> Exercise description:
Give the count of lines containing the string "years", with no other output.

> Input data:
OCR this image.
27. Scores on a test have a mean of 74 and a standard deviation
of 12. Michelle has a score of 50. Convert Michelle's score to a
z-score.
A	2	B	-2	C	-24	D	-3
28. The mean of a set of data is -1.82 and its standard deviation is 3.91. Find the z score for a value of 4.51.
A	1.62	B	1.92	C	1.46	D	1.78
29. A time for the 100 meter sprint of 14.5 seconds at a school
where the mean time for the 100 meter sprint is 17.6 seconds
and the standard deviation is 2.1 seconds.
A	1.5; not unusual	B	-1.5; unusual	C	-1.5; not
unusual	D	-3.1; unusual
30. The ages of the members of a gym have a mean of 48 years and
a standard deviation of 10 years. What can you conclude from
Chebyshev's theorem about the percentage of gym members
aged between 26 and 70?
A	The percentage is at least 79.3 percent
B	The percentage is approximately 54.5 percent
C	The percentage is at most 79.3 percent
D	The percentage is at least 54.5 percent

> Full answer:
2